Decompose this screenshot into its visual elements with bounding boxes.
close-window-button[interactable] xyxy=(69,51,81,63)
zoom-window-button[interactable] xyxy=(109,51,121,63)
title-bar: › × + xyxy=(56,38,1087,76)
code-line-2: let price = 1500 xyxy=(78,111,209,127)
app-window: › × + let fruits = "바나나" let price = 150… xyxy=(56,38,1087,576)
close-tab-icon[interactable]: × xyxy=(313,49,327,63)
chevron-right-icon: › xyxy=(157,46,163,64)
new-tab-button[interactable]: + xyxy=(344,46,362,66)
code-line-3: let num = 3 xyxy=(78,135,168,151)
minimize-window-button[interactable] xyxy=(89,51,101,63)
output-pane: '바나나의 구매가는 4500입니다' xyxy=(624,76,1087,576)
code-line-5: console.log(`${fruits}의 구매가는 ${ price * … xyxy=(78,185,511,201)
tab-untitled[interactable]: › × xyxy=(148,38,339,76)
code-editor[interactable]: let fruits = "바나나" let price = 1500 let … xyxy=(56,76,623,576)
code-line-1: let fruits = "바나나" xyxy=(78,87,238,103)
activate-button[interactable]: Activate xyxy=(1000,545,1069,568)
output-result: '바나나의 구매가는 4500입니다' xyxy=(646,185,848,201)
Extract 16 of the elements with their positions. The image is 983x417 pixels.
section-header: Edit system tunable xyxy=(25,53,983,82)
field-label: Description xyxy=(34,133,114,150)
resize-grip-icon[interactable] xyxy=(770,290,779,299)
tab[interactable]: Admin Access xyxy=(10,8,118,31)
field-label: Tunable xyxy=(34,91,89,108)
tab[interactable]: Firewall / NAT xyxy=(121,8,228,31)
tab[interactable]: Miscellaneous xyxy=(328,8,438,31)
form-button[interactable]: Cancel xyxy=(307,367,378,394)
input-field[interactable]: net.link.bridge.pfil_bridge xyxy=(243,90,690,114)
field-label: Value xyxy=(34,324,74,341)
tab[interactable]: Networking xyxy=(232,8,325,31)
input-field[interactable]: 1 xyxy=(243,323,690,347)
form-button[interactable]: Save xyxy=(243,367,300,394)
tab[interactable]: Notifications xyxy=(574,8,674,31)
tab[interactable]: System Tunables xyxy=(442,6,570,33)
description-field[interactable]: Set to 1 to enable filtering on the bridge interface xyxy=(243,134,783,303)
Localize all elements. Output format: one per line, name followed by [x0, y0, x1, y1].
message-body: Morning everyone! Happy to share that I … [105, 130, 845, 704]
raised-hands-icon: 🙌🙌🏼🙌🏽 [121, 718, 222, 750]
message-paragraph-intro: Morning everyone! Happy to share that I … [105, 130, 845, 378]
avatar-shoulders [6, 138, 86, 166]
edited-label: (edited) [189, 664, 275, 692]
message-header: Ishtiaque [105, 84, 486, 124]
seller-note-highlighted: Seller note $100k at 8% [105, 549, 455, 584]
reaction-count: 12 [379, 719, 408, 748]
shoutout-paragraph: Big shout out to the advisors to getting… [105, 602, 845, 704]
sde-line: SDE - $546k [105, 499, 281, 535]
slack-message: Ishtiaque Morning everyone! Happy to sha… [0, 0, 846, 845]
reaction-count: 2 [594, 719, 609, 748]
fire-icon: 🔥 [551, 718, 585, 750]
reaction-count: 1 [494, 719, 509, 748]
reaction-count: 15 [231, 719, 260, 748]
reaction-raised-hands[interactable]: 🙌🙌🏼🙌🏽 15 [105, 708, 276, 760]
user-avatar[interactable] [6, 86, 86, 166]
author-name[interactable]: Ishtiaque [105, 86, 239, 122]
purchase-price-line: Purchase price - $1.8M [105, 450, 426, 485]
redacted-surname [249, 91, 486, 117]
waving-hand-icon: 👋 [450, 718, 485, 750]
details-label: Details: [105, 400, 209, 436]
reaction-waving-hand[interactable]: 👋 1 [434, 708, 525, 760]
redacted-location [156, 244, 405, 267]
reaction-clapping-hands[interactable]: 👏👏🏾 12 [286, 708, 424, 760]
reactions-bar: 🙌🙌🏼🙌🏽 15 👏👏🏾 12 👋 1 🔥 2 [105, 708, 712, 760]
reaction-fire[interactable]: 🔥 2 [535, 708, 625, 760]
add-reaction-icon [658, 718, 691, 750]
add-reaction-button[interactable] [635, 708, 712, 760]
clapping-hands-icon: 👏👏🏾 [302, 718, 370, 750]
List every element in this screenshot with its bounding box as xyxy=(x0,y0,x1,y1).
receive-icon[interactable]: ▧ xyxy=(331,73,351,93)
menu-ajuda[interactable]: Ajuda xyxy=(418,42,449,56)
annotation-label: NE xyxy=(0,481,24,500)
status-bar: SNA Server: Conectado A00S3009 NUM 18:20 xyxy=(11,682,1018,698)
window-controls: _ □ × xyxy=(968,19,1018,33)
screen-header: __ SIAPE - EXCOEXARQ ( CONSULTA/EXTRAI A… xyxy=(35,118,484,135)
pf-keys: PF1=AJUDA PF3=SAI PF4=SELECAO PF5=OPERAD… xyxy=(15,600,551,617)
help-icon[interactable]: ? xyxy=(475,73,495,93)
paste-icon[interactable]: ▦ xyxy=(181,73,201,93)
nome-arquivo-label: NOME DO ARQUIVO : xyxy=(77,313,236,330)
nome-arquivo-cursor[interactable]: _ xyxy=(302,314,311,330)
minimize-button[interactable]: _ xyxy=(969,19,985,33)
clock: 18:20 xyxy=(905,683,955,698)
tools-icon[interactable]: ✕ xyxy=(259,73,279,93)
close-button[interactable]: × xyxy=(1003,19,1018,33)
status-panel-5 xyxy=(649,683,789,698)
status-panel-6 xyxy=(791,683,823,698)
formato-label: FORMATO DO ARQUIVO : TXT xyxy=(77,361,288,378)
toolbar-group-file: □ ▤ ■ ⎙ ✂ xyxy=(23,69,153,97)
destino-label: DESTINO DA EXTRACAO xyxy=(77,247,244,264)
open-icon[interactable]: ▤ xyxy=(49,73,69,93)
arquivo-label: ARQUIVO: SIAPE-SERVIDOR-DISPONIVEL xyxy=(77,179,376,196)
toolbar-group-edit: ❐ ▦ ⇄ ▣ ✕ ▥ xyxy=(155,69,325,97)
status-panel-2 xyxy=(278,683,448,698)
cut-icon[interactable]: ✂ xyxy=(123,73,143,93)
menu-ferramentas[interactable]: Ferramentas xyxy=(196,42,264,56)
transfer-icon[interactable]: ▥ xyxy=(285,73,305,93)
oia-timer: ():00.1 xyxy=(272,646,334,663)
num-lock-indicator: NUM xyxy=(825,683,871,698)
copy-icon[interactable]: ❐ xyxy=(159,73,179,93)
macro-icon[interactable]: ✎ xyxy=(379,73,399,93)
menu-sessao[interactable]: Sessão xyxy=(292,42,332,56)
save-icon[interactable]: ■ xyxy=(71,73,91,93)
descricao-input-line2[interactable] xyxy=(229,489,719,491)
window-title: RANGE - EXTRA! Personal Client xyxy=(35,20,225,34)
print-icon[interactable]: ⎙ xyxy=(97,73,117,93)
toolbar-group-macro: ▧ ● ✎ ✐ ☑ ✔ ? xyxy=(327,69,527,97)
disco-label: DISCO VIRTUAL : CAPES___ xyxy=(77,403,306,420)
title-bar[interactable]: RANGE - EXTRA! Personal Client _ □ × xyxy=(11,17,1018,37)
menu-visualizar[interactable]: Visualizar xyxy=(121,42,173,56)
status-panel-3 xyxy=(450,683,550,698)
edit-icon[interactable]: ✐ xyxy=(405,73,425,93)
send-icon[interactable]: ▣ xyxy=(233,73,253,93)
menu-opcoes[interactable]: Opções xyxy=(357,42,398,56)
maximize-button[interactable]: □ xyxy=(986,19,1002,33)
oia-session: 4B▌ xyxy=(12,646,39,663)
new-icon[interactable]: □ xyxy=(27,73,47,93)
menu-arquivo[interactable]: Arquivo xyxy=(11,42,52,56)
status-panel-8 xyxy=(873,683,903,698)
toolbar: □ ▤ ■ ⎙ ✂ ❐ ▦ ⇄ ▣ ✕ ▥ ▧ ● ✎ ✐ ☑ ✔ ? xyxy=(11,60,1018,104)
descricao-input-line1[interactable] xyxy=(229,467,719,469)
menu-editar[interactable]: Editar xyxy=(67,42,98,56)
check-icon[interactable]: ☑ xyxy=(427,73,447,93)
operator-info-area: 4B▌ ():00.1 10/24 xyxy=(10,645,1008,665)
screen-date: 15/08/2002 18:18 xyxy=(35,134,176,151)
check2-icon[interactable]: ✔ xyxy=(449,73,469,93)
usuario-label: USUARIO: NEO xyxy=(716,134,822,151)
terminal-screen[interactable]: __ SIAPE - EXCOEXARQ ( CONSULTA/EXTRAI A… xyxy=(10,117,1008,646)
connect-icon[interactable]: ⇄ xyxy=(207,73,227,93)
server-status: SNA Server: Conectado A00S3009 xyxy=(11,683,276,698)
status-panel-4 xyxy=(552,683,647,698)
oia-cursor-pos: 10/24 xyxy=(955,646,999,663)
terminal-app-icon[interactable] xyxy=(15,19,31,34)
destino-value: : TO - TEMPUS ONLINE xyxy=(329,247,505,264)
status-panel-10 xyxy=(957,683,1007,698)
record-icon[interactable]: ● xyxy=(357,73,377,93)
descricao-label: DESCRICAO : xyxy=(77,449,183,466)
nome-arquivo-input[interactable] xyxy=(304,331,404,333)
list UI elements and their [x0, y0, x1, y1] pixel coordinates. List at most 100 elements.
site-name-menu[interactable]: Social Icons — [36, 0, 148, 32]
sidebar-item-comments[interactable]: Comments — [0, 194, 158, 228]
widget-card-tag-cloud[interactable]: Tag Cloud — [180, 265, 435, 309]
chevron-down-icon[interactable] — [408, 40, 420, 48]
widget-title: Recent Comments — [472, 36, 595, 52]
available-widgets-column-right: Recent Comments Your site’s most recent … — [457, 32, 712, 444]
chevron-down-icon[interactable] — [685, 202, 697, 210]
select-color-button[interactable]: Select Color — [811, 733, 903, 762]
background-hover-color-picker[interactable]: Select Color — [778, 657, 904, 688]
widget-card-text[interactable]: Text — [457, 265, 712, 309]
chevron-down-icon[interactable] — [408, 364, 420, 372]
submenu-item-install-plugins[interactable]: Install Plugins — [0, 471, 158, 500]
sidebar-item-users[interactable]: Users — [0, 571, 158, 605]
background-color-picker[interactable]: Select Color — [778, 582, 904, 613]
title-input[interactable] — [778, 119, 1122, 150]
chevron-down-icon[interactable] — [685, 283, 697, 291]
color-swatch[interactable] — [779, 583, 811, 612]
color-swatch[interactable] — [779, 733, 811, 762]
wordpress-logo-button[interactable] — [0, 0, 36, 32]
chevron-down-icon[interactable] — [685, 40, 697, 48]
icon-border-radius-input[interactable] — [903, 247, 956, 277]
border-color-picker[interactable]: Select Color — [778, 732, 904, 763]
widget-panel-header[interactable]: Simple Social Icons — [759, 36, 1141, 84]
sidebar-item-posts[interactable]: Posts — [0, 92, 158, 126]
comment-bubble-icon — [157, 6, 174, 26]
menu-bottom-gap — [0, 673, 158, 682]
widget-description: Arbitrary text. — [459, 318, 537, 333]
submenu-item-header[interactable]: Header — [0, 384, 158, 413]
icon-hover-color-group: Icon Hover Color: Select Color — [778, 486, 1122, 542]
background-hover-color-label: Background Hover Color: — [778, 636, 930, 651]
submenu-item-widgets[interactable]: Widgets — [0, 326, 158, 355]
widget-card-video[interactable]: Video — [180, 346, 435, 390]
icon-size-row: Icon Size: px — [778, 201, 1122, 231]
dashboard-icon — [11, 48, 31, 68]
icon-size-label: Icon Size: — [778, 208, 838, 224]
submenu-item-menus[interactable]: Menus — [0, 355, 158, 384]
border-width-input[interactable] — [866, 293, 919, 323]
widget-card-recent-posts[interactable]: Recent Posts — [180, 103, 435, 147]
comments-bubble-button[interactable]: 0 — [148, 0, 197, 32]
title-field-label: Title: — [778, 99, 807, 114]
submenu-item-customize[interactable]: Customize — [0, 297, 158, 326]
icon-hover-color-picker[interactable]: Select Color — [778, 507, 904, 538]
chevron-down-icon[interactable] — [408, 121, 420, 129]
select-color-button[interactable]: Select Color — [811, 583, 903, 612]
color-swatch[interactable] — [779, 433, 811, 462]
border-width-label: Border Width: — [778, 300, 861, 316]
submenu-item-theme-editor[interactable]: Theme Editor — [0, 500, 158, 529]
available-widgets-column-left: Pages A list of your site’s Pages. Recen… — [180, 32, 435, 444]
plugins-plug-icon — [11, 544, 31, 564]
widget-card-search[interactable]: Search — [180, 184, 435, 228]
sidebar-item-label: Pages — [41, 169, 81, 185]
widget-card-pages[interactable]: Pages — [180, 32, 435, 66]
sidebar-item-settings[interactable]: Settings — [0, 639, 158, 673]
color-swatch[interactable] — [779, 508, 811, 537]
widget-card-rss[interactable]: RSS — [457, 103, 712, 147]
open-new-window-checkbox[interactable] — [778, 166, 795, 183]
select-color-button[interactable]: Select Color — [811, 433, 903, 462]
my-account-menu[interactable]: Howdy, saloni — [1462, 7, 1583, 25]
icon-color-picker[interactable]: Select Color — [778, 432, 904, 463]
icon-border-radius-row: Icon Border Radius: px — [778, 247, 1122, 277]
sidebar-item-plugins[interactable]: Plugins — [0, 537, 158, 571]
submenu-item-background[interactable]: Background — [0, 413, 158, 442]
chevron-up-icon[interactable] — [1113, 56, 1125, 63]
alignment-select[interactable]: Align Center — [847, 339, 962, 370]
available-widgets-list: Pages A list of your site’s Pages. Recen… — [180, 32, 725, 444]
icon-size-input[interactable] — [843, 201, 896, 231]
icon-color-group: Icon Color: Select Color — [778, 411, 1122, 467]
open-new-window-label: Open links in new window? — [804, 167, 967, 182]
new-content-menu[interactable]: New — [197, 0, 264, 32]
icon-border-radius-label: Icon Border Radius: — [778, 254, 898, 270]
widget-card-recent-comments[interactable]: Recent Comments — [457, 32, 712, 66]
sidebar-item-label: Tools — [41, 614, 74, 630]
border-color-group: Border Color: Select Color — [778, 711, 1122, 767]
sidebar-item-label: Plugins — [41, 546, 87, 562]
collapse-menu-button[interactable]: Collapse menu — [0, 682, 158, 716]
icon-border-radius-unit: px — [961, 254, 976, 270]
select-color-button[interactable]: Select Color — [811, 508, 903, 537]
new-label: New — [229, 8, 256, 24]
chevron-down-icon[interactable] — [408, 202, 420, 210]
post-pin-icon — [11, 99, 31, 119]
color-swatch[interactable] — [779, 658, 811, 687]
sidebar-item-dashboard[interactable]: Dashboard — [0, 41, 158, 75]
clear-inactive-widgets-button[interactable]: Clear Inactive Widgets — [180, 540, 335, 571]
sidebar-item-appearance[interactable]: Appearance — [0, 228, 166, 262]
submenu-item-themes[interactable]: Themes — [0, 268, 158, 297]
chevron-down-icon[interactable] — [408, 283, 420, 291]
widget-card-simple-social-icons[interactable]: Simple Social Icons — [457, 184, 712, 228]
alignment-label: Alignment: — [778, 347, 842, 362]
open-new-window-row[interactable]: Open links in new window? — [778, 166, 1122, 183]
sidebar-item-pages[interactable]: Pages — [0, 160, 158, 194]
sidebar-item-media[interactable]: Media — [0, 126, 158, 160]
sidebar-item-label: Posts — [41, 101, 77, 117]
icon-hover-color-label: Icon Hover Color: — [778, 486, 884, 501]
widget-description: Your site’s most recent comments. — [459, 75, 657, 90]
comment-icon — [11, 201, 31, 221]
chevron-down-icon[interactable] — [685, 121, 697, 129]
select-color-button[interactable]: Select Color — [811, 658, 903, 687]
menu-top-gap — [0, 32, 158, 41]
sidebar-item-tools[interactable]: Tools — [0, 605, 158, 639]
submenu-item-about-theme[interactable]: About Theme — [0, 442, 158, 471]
━━━━━━━━━━━━━━━━━━━━
#### What to work on
Please rename "Cancel" to "Discard" in the lines from the first one through the line containing "description-field[interactable]: Set to", and give those lines back with nothing else changed.

#### Response below
Decompose this screenshot into its visual elements with bounding boxes.
close-window-button[interactable] xyxy=(69,51,81,63)
zoom-window-button[interactable] xyxy=(109,51,121,63)
title-bar: › × + xyxy=(56,38,1087,76)
code-line-2: let price = 1500 xyxy=(78,111,209,127)
app-window: › × + let fruits = "바나나" let price = 150… xyxy=(56,38,1087,576)
close-tab-icon[interactable]: × xyxy=(313,49,327,63)
chevron-right-icon: › xyxy=(157,46,163,64)
new-tab-button[interactable]: + xyxy=(344,46,362,66)
code-line-3: let num = 3 xyxy=(78,135,168,151)
minimize-window-button[interactable] xyxy=(89,51,101,63)
output-pane: '바나나의 구매가는 4500입니다' xyxy=(624,76,1087,576)
code-line-5: console.log(`${fruits}의 구매가는 ${ price * … xyxy=(78,185,511,201)
tab-untitled[interactable]: › × xyxy=(148,38,339,76)
code-editor[interactable]: let fruits = "바나나" let price = 1500 let … xyxy=(56,76,623,576)
code-line-1: let fruits = "바나나" xyxy=(78,87,238,103)
activate-button[interactable]: Activate xyxy=(1000,545,1069,568)
output-result: '바나나의 구매가는 4500입니다' xyxy=(646,185,848,201)
Extract 16 of the elements with their positions. The image is 983x417 pixels.
section-header: Edit system tunable xyxy=(25,53,983,82)
field-label: Description xyxy=(34,133,114,150)
resize-grip-icon[interactable] xyxy=(770,290,779,299)
tab[interactable]: Admin Access xyxy=(10,8,118,31)
field-label: Tunable xyxy=(34,91,89,108)
tab[interactable]: Firewall / NAT xyxy=(121,8,228,31)
tab[interactable]: Miscellaneous xyxy=(328,8,438,31)
form-button[interactable]: Discard xyxy=(307,367,378,394)
input-field[interactable]: net.link.bridge.pfil_bridge xyxy=(243,90,690,114)
field-label: Value xyxy=(34,324,74,341)
tab[interactable]: Networking xyxy=(232,8,325,31)
input-field[interactable]: 1 xyxy=(243,323,690,347)
form-button[interactable]: Save xyxy=(243,367,300,394)
tab[interactable]: Notifications xyxy=(574,8,674,31)
tab[interactable]: System Tunables xyxy=(442,6,570,33)
description-field[interactable]: Set to 1 to enable filtering on the bridge interface xyxy=(243,134,783,303)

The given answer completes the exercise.